■ **TO DO**
Omit images. Retype all entries verbatim.

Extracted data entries
+++++

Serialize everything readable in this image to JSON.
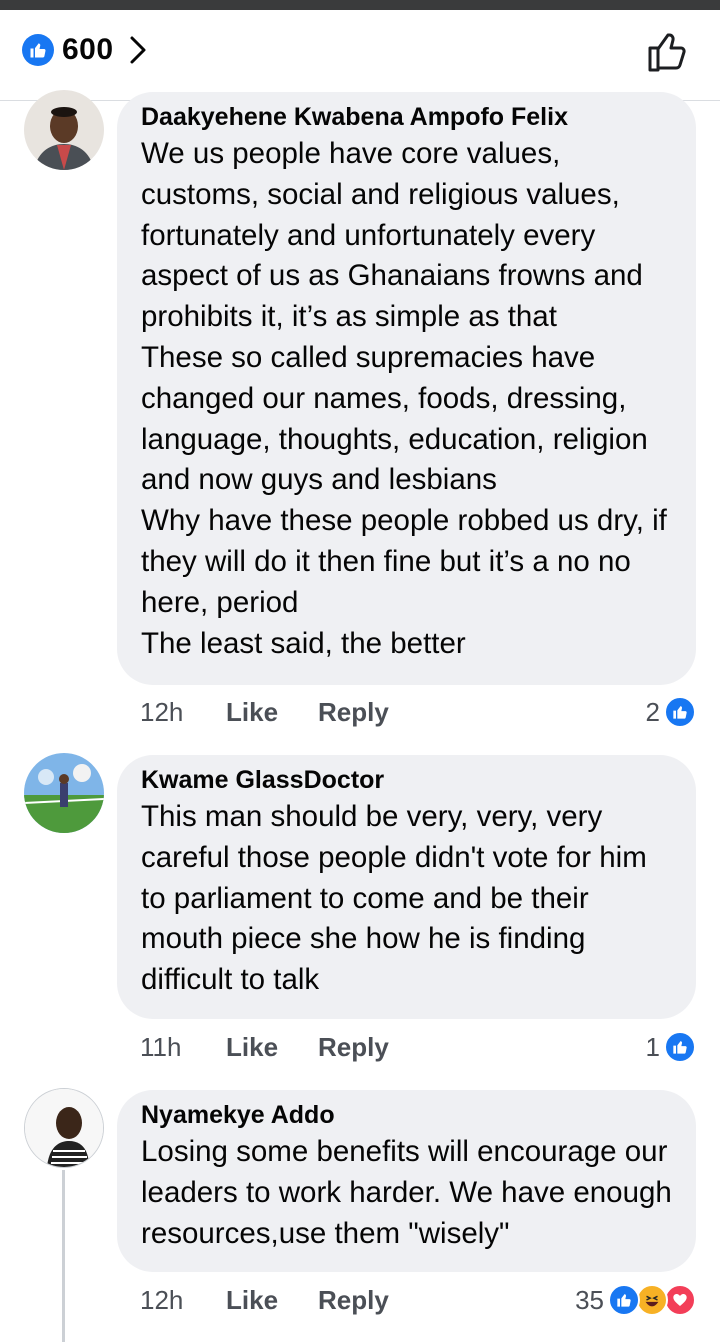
{
  "header": {
    "like_count": "600",
    "like_icon": "like-thumb-icon",
    "chevron_icon": "chevron-right-icon",
    "like_button_icon": "thumb-up-outline-icon"
  },
  "comments": [
    {
      "author": "Daakyehene Kwabena Ampofo Felix",
      "text": "We us people have core values, customs, social and religious values, fortunately and unfortunately every aspect of us as Ghanaians frowns and prohibits it, it’s as simple as that\nThese so called supremacies have changed our names, foods, dressing, language, thoughts, education, religion and now guys and lesbians\nWhy have these people robbed us dry, if they will do it then fine but it’s a no no here, period\nThe least said, the better",
      "time": "12h",
      "like_label": "Like",
      "reply_label": "Reply",
      "reaction_count": "2"
    },
    {
      "author": "Kwame GlassDoctor",
      "text": "This man should be very, very, very careful those people didn't vote for him to parliament to come and be their mouth piece she how he is finding difficult to talk",
      "time": "11h",
      "like_label": "Like",
      "reply_label": "Reply",
      "reaction_count": "1"
    },
    {
      "author": "Nyamekye Addo",
      "text": "Losing some benefits will encourage our leaders to work harder. We have enough resources,use them \"wisely\"",
      "time": "12h",
      "like_label": "Like",
      "reply_label": "Reply",
      "reaction_count": "35"
    }
  ],
  "colors": {
    "like_blue": "#1877f2",
    "haha_yellow": "#f7b125",
    "love_red": "#f33e58",
    "bubble": "#eff0f3"
  }
}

+++++

■ **ANSWER TO THIS EXERCISE**
Serialize everything readable in this image to JSON.
{
  "header": {
    "like_count": "600",
    "like_icon": "like-thumb-icon",
    "chevron_icon": "chevron-right-icon",
    "like_button_icon": "thumb-up-outline-icon"
  },
  "comments": [
    {
      "author": "Daakyehene Kwabena Ampofo Felix",
      "text": "We us people have core values, customs, social and religious values, fortunately and unfortunately every aspect of us as Ghanaians frowns and prohibits it, it’s as simple as that\nThese so called supremacies have changed our names, foods, dressing, language, thoughts, education, religion and now guys and lesbians\nWhy have these people robbed us dry, if they will do it then fine but it’s a no no here, period\nThe least said, the better",
      "time": "12h",
      "like_label": "Like",
      "reply_label": "Reply",
      "reaction_count": "2"
    },
    {
      "author": "Kwame GlassDoctor",
      "text": "This man should be very, very, very careful those people didn't vote for him to parliament to come and be their mouth piece she how he is finding difficult to talk",
      "time": "11h",
      "like_label": "Like",
      "reply_label": "Reply",
      "reaction_count": "1"
    },
    {
      "author": "Nyamekye Addo",
      "text": "Losing some benefits will encourage our leaders to work harder. We have enough resources,use them \"wisely\"",
      "time": "12h",
      "like_label": "Like",
      "reply_label": "Reply",
      "reaction_count": "35"
    }
  ],
  "colors": {
    "like_blue": "#1877f2",
    "haha_yellow": "#f7b125",
    "love_red": "#f33e58",
    "bubble": "#eff0f3"
  }
}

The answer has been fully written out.